◆ Extrait fourni:
-- -- --

Si le locataire ne respecte pas ses engagements, il devra restituer le bien


à la banque et verser les loyers restants en guise d’indemnisation. Les
banques islamiques sont beaucoup plus souples concernant les garanties
dans les contrats d’Ijara que les banques classiques dans les contrats de
crédit bail.
En effet les banques islamiques sont en principe plus sensibles aux
difficultés d’ordre économiques et financières auxquelles peuvent être
confrontés les locataires et qui sont indépendant de ces derniers. En
général dans ces cas, les banques islamiques accordent un délai
supplémentaire pour permettre aux locataires d’améliorer leur position de
trésorerie.

-- -- --

◆ Lignes fournies:
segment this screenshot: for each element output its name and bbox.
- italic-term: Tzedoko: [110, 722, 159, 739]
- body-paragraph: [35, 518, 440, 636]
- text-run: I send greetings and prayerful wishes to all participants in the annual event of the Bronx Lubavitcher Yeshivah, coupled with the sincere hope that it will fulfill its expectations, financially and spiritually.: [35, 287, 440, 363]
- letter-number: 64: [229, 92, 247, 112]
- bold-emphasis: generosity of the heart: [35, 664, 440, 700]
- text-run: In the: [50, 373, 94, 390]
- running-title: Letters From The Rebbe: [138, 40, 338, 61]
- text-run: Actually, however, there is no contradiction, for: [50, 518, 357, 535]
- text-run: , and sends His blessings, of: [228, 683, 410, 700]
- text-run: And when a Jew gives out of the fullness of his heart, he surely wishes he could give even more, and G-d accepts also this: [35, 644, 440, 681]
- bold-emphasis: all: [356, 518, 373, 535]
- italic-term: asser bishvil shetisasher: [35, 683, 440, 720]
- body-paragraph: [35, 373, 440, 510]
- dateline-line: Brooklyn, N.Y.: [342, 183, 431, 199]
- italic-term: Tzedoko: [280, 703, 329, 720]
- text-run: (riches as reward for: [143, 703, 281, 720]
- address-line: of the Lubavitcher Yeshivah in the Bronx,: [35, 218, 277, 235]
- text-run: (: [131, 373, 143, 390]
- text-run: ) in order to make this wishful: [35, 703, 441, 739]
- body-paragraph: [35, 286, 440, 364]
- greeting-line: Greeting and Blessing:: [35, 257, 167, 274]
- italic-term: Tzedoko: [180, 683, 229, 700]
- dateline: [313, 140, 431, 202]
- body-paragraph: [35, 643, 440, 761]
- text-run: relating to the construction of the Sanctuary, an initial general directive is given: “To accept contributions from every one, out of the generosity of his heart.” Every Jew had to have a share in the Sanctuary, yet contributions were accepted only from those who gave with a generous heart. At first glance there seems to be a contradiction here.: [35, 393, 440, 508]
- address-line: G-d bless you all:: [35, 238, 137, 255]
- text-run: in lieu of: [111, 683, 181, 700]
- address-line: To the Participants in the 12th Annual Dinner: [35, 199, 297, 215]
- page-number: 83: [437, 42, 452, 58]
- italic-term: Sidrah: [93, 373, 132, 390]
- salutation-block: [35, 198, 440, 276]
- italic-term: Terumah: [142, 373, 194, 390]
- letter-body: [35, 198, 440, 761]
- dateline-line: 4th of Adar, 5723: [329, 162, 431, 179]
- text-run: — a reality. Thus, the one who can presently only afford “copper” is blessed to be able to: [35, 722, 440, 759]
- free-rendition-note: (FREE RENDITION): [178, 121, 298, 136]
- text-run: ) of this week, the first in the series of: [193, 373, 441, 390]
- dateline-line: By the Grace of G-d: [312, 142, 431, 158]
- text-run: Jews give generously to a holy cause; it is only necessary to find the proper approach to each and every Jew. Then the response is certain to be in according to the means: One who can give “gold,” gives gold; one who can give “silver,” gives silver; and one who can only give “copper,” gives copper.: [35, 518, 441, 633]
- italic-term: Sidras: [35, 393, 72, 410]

-- -- --

◆ Consigne A: Transcrivez sans aucune modification la partie de l'extrait sur l'Ijara qui s'ouvre sur les mots « En effet les » et se termine par « trésorerie. ».
◆ Consigne B: Selon l'extrait sur l'Ijara, que font en général les banques islamiques face aux difficultés économiques et financières des locataires qui sont indépendantes de ces derniers ?
Les lignes fournies n'ont aucun rapport avec l'extrait.

◆ Réponse A:
En effet les banques islamiques sont en principe plus sensibles aux
difficultés d’ordre économiques et financières auxquelles peuvent être
confrontés les locataires et qui sont indépendant de ces derniers. En
général dans ces cas, les banques islamiques accordent un délai
supplémentaire pour permettre aux locataires d’améliorer leur position de
trésorerie.

◆ Réponse B: Elles accordent un délai supplémentaire pour permettre aux locataires d'améliorer leur position de trésorerie.